DO THIS
Pull out from the material below all lines with "spectrum".

INPUT MATERIAL
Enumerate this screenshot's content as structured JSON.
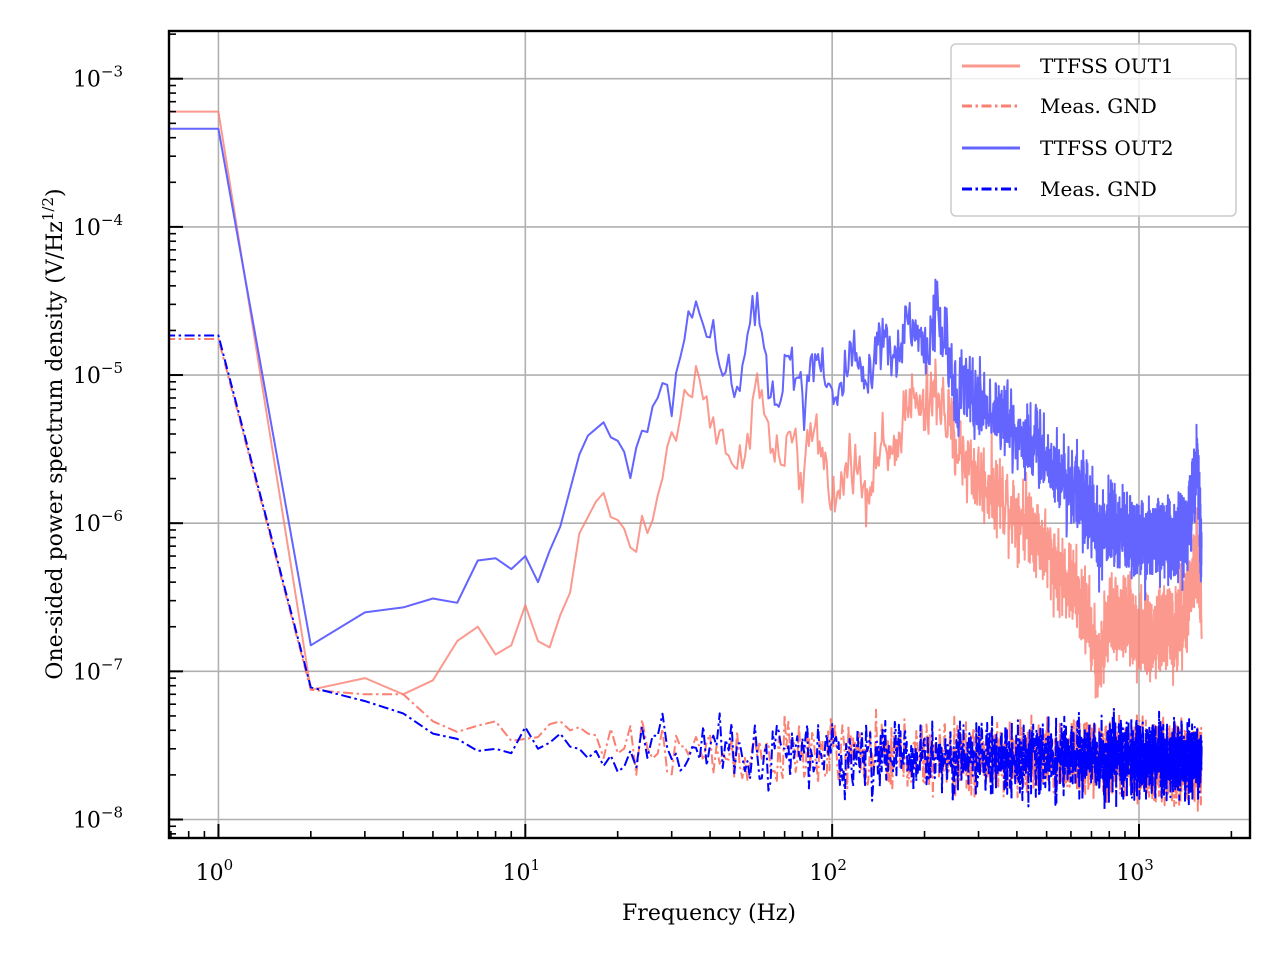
{
  "chart_data": {
    "type": "line",
    "title": "",
    "xlabel": "Frequency (Hz)",
    "ylabel": "One-sided power spectrum density (V/Hz^1/2)",
    "ylabel_parts": {
      "main": "One-sided power spectrum density (V/Hz",
      "sup": "1/2",
      "close": ")"
    },
    "xscale": "log",
    "yscale": "log",
    "xlim": [
      0.69,
      2300
    ],
    "ylim": [
      7.5e-09,
      0.0021
    ],
    "grid": true,
    "legend_position": "top-right",
    "xticks": [
      {
        "value": 1,
        "base": "10",
        "exp": "0"
      },
      {
        "value": 10,
        "base": "10",
        "exp": "1"
      },
      {
        "value": 100,
        "base": "10",
        "exp": "2"
      },
      {
        "value": 1000,
        "base": "10",
        "exp": "3"
      }
    ],
    "yticks": [
      {
        "value": 1e-08,
        "base": "10",
        "exp": "−8"
      },
      {
        "value": 1e-07,
        "base": "10",
        "exp": "−7"
      },
      {
        "value": 1e-06,
        "base": "10",
        "exp": "−6"
      },
      {
        "value": 1e-05,
        "base": "10",
        "exp": "−5"
      },
      {
        "value": 0.0001,
        "base": "10",
        "exp": "−4"
      },
      {
        "value": 0.001,
        "base": "10",
        "exp": "−3"
      }
    ],
    "series": [
      {
        "name": "TTFSS OUT1",
        "color": "#fa8072",
        "opacity": 0.8,
        "linestyle": "solid",
        "points": [
          [
            0.5,
            0.0006
          ],
          [
            1,
            0.0006
          ],
          [
            2,
            7.5e-08
          ],
          [
            3,
            9e-08
          ],
          [
            4,
            7e-08
          ],
          [
            5,
            8.7e-08
          ],
          [
            6,
            1.6e-07
          ],
          [
            7,
            2e-07
          ],
          [
            8,
            1.3e-07
          ],
          [
            9,
            1.5e-07
          ],
          [
            10,
            2.8e-07
          ],
          [
            11,
            1.6e-07
          ],
          [
            12,
            1.45e-07
          ],
          [
            13,
            2.4e-07
          ],
          [
            14,
            3.4e-07
          ],
          [
            15,
            8.5e-07
          ],
          [
            16,
            1.1e-06
          ],
          [
            17,
            1.4e-06
          ],
          [
            18,
            1.6e-06
          ],
          [
            19,
            1.1e-06
          ],
          [
            20,
            1.05e-06
          ],
          [
            22,
            7e-07
          ],
          [
            23,
            9e-07
          ],
          [
            25,
            9.5e-07
          ],
          [
            27,
            1.2e-06
          ],
          [
            28,
            2.2e-06
          ],
          [
            30,
            3.5e-06
          ],
          [
            33,
            7e-06
          ],
          [
            36,
            9.2e-06
          ],
          [
            40,
            6e-06
          ],
          [
            43,
            4.2e-06
          ],
          [
            46,
            3.3e-06
          ],
          [
            48,
            1.8e-06
          ],
          [
            52,
            3.5e-06
          ],
          [
            57,
            9e-06
          ],
          [
            62,
            4e-06
          ],
          [
            68,
            2.3e-06
          ],
          [
            72,
            3.8e-06
          ],
          [
            80,
            2e-06
          ],
          [
            88,
            4.5e-06
          ],
          [
            95,
            2.5e-06
          ],
          [
            103,
            1.3e-06
          ],
          [
            115,
            3e-06
          ],
          [
            130,
            1.6e-06
          ],
          [
            145,
            3.5e-06
          ],
          [
            160,
            2.5e-06
          ],
          [
            175,
            7.5e-06
          ],
          [
            200,
            5.5e-06
          ],
          [
            220,
            8e-06
          ],
          [
            250,
            3.5e-06
          ],
          [
            300,
            2e-06
          ],
          [
            350,
            1.6e-06
          ],
          [
            400,
            1.2e-06
          ],
          [
            450,
            1e-06
          ],
          [
            500,
            6.5e-07
          ],
          [
            560,
            4.5e-07
          ],
          [
            620,
            3.5e-07
          ],
          [
            700,
            2e-07
          ],
          [
            740,
            1e-07
          ],
          [
            800,
            2.5e-07
          ],
          [
            900,
            2.2e-07
          ],
          [
            1000,
            1.8e-07
          ],
          [
            1100,
            1.6e-07
          ],
          [
            1200,
            2e-07
          ],
          [
            1300,
            1.8e-07
          ],
          [
            1450,
            3e-07
          ],
          [
            1550,
            6e-07
          ],
          [
            1600,
            2.2e-07
          ]
        ],
        "noise_decades": 0.1
      },
      {
        "name": "Meas. GND",
        "color": "#fa8072",
        "opacity": 1.0,
        "linestyle": "dashdot",
        "points": [
          [
            0.5,
            1.75e-05
          ],
          [
            1,
            1.75e-05
          ],
          [
            2,
            7.5e-08
          ],
          [
            3,
            7e-08
          ],
          [
            4,
            7e-08
          ],
          [
            5,
            4.6e-08
          ],
          [
            6,
            3.9e-08
          ],
          [
            7,
            4.3e-08
          ],
          [
            8,
            4.6e-08
          ],
          [
            9,
            3.4e-08
          ],
          [
            10,
            3.5e-08
          ],
          [
            11,
            3.6e-08
          ],
          [
            12,
            4.4e-08
          ],
          [
            13,
            4.6e-08
          ],
          [
            14,
            4e-08
          ],
          [
            15,
            4.2e-08
          ],
          [
            16,
            3.8e-08
          ],
          [
            17,
            3.7e-08
          ],
          [
            18,
            2.6e-08
          ],
          [
            19,
            4.1e-08
          ],
          [
            20,
            2.8e-08
          ],
          [
            25,
            2.8e-08
          ],
          [
            30,
            3.2e-08
          ],
          [
            40,
            2.7e-08
          ],
          [
            50,
            2.9e-08
          ],
          [
            100,
            2.7e-08
          ],
          [
            300,
            2.6e-08
          ],
          [
            1000,
            2.5e-08
          ],
          [
            1600,
            2.4e-08
          ]
        ],
        "noise_decades": 0.12
      },
      {
        "name": "TTFSS OUT2",
        "color": "#6464ff",
        "opacity": 1.0,
        "linestyle": "solid",
        "points": [
          [
            0.5,
            0.00046
          ],
          [
            1,
            0.00046
          ],
          [
            2,
            1.5e-07
          ],
          [
            3,
            2.5e-07
          ],
          [
            4,
            2.7e-07
          ],
          [
            5,
            3.1e-07
          ],
          [
            6,
            2.9e-07
          ],
          [
            7,
            5.6e-07
          ],
          [
            8,
            5.8e-07
          ],
          [
            9,
            4.9e-07
          ],
          [
            10,
            6e-07
          ],
          [
            11,
            4e-07
          ],
          [
            12,
            6.5e-07
          ],
          [
            13,
            9.5e-07
          ],
          [
            15,
            2.9e-06
          ],
          [
            16,
            3.9e-06
          ],
          [
            18,
            4.8e-06
          ],
          [
            19,
            3.8e-06
          ],
          [
            20,
            3.6e-06
          ],
          [
            22,
            2.4e-06
          ],
          [
            23,
            3.8e-06
          ],
          [
            25,
            3.3e-06
          ],
          [
            27,
            6.5e-06
          ],
          [
            28,
            7.8e-06
          ],
          [
            30,
            8.2e-06
          ],
          [
            32,
            1.2e-05
          ],
          [
            34,
            2.9e-05
          ],
          [
            36,
            2.8e-05
          ],
          [
            39,
            2.2e-05
          ],
          [
            42,
            1.3e-05
          ],
          [
            44,
            7e-06
          ],
          [
            46,
            1.4e-05
          ],
          [
            48,
            7.5e-06
          ],
          [
            52,
            1.3e-05
          ],
          [
            57,
            3e-05
          ],
          [
            62,
            1e-05
          ],
          [
            68,
            7e-06
          ],
          [
            72,
            1.6e-05
          ],
          [
            80,
            6.5e-06
          ],
          [
            88,
            1.5e-05
          ],
          [
            95,
            1.1e-05
          ],
          [
            103,
            6e-06
          ],
          [
            115,
            1.4e-05
          ],
          [
            130,
            8e-06
          ],
          [
            145,
            1.7e-05
          ],
          [
            160,
            1.2e-05
          ],
          [
            175,
            2.5e-05
          ],
          [
            200,
            1.5e-05
          ],
          [
            220,
            2.6e-05
          ],
          [
            250,
            9e-06
          ],
          [
            300,
            6.5e-06
          ],
          [
            350,
            5.5e-06
          ],
          [
            400,
            4e-06
          ],
          [
            450,
            3.5e-06
          ],
          [
            500,
            2.8e-06
          ],
          [
            560,
            2e-06
          ],
          [
            620,
            1.8e-06
          ],
          [
            700,
            1.2e-06
          ],
          [
            740,
            7e-07
          ],
          [
            800,
            1e-06
          ],
          [
            900,
            9e-07
          ],
          [
            1000,
            8e-07
          ],
          [
            1100,
            7e-07
          ],
          [
            1200,
            7.5e-07
          ],
          [
            1300,
            7e-07
          ],
          [
            1450,
            1e-06
          ],
          [
            1550,
            2.3e-06
          ],
          [
            1600,
            7e-07
          ]
        ],
        "noise_decades": 0.1
      },
      {
        "name": "Meas. GND",
        "color": "#0000ff",
        "opacity": 1.0,
        "linestyle": "dashdot",
        "points": [
          [
            0.5,
            1.85e-05
          ],
          [
            1,
            1.85e-05
          ],
          [
            2,
            7.8e-08
          ],
          [
            3,
            6.3e-08
          ],
          [
            4,
            5.2e-08
          ],
          [
            5,
            3.8e-08
          ],
          [
            6,
            3.5e-08
          ],
          [
            7,
            2.9e-08
          ],
          [
            8,
            3e-08
          ],
          [
            9,
            2.8e-08
          ],
          [
            10,
            4.2e-08
          ],
          [
            11,
            3e-08
          ],
          [
            12,
            3.3e-08
          ],
          [
            13,
            3.8e-08
          ],
          [
            14,
            3.1e-08
          ],
          [
            15,
            3e-08
          ],
          [
            16,
            2.6e-08
          ],
          [
            17,
            2.9e-08
          ],
          [
            18,
            2.3e-08
          ],
          [
            19,
            2.7e-08
          ],
          [
            20,
            2.1e-08
          ],
          [
            25,
            2.7e-08
          ],
          [
            30,
            3e-08
          ],
          [
            40,
            2.7e-08
          ],
          [
            50,
            2.8e-08
          ],
          [
            100,
            2.7e-08
          ],
          [
            300,
            2.6e-08
          ],
          [
            1000,
            2.6e-08
          ],
          [
            1600,
            2.5e-08
          ]
        ],
        "noise_decades": 0.12
      }
    ]
  }
}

ANSWER IN FULL
    "ylabel": "One-sided power spectrum density (V/Hz^1/2)",
      "main": "One-sided power spectrum density (V/Hz",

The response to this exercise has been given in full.